> [Written exercise]:
Among the records below, find each line that includes the string "Salade" and copy it.
----- Record list -----
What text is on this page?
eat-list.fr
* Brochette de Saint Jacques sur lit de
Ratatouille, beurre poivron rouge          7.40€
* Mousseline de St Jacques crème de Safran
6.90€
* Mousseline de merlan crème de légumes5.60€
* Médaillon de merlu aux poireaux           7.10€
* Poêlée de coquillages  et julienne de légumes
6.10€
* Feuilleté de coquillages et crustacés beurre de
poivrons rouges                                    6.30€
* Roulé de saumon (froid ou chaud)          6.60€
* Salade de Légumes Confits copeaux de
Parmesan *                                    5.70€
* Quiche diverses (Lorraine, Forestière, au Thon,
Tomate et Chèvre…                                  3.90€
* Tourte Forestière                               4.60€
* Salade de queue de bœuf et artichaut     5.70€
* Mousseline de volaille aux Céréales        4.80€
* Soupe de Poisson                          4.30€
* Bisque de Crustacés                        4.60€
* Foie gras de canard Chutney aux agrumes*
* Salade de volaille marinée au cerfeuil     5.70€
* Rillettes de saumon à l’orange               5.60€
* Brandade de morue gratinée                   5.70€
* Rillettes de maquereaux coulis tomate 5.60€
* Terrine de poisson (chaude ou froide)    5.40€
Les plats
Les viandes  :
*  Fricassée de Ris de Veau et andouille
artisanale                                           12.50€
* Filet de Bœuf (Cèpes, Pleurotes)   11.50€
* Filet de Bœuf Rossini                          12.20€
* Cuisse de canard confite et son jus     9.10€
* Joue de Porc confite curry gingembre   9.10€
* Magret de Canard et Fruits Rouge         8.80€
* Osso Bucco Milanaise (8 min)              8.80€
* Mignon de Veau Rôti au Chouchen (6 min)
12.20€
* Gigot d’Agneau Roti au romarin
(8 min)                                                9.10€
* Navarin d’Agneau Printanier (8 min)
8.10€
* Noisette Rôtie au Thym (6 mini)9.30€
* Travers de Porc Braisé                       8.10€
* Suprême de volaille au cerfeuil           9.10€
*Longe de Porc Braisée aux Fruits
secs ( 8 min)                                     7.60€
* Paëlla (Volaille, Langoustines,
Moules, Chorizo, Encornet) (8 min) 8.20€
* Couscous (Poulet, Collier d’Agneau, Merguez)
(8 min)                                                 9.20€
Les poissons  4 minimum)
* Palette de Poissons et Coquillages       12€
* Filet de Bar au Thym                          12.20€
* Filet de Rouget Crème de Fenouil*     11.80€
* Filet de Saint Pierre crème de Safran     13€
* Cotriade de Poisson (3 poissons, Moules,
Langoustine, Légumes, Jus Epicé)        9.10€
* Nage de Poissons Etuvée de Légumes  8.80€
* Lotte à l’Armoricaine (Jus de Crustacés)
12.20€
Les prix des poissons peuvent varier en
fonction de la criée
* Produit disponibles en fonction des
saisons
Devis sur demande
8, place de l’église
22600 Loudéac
-----
> [Reply]:
* Salade de Légumes Confits copeaux de
* Salade de queue de bœuf et artichaut     5.70€
* Salade de volaille marinée au cerfeuil     5.70€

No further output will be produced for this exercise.